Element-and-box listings
****
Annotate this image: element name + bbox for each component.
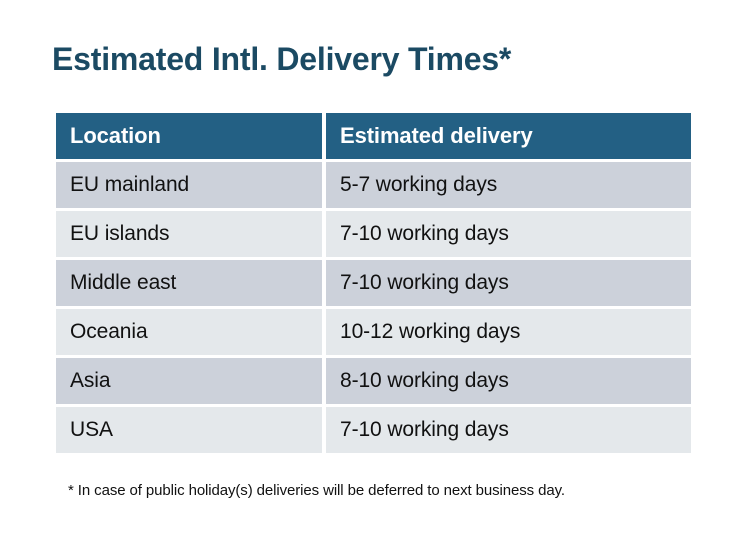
- cell-estimated-delivery: 5-7 working days: [326, 162, 691, 208]
- cell-estimated-delivery: 7-10 working days: [326, 260, 691, 306]
- column-header-location: Location: [56, 113, 322, 159]
- table-row: Middle east 7-10 working days: [56, 260, 691, 306]
- page-title: Estimated Intl. Delivery Times*: [52, 38, 511, 80]
- table-row: EU islands 7-10 working days: [56, 211, 691, 257]
- cell-location: USA: [56, 407, 322, 453]
- table-body: EU mainland 5-7 working days EU islands …: [56, 162, 691, 453]
- cell-estimated-delivery: 7-10 working days: [326, 407, 691, 453]
- cell-location: Middle east: [56, 260, 322, 306]
- table-row: Oceania 10-12 working days: [56, 309, 691, 355]
- table-row: EU mainland 5-7 working days: [56, 162, 691, 208]
- column-header-estimated-delivery: Estimated delivery: [326, 113, 691, 159]
- cell-estimated-delivery: 10-12 working days: [326, 309, 691, 355]
- table-header-row: Location Estimated delivery: [56, 113, 691, 159]
- cell-location: EU mainland: [56, 162, 322, 208]
- table-header: Location Estimated delivery: [56, 113, 691, 159]
- cell-estimated-delivery: 7-10 working days: [326, 211, 691, 257]
- delivery-times-document: Estimated Intl. Delivery Times* Location…: [0, 0, 745, 536]
- footnote: * In case of public holiday(s) deliverie…: [68, 481, 565, 501]
- estimated-delivery-times-table: Location Estimated delivery EU mainland …: [52, 110, 695, 456]
- cell-location: Oceania: [56, 309, 322, 355]
- cell-estimated-delivery: 8-10 working days: [326, 358, 691, 404]
- cell-location: Asia: [56, 358, 322, 404]
- table-row: Asia 8-10 working days: [56, 358, 691, 404]
- table-row: USA 7-10 working days: [56, 407, 691, 453]
- cell-location: EU islands: [56, 211, 322, 257]
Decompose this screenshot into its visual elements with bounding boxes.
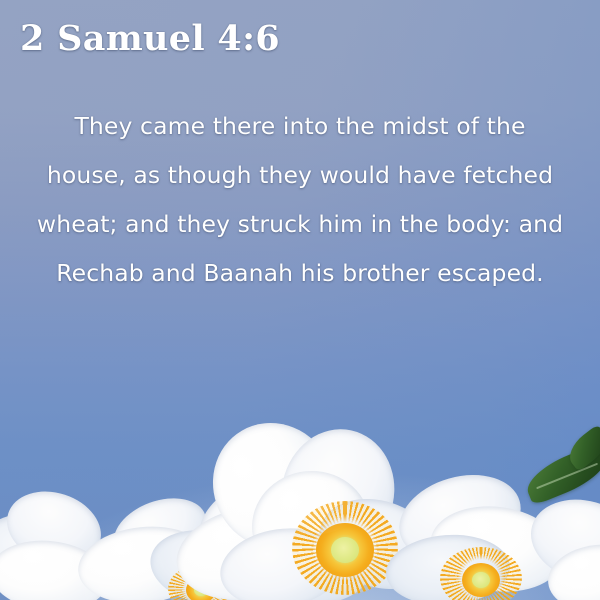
****
TASK OBJECTIVE: Could you duplicate the material above word for word, from the line with "- cell-estimated-delivery: 5-7" to the line with "- estimated-delivery-times-table: Location", including both of those lines?

WRITTEN RESPONSE:
- cell-estimated-delivery: 5-7 working days: [326, 162, 691, 208]
- cell-estimated-delivery: 7-10 working days: [326, 260, 691, 306]
- column-header-location: Location: [56, 113, 322, 159]
- table-row: Middle east 7-10 working days: [56, 260, 691, 306]
- page-title: Estimated Intl. Delivery Times*: [52, 38, 511, 80]
- table-row: EU islands 7-10 working days: [56, 211, 691, 257]
- cell-location: USA: [56, 407, 322, 453]
- table-body: EU mainland 5-7 working days EU islands …: [56, 162, 691, 453]
- cell-estimated-delivery: 7-10 working days: [326, 407, 691, 453]
- cell-location: Middle east: [56, 260, 322, 306]
- table-row: Oceania 10-12 working days: [56, 309, 691, 355]
- table-row: EU mainland 5-7 working days: [56, 162, 691, 208]
- column-header-estimated-delivery: Estimated delivery: [326, 113, 691, 159]
- cell-estimated-delivery: 10-12 working days: [326, 309, 691, 355]
- table-header-row: Location Estimated delivery: [56, 113, 691, 159]
- cell-location: EU mainland: [56, 162, 322, 208]
- table-header: Location Estimated delivery: [56, 113, 691, 159]
- cell-estimated-delivery: 7-10 working days: [326, 211, 691, 257]
- delivery-times-document: Estimated Intl. Delivery Times* Location…: [0, 0, 745, 536]
- footnote: * In case of public holiday(s) deliverie…: [68, 481, 565, 501]
- estimated-delivery-times-table: Location Estimated delivery EU mainland …: [52, 110, 695, 456]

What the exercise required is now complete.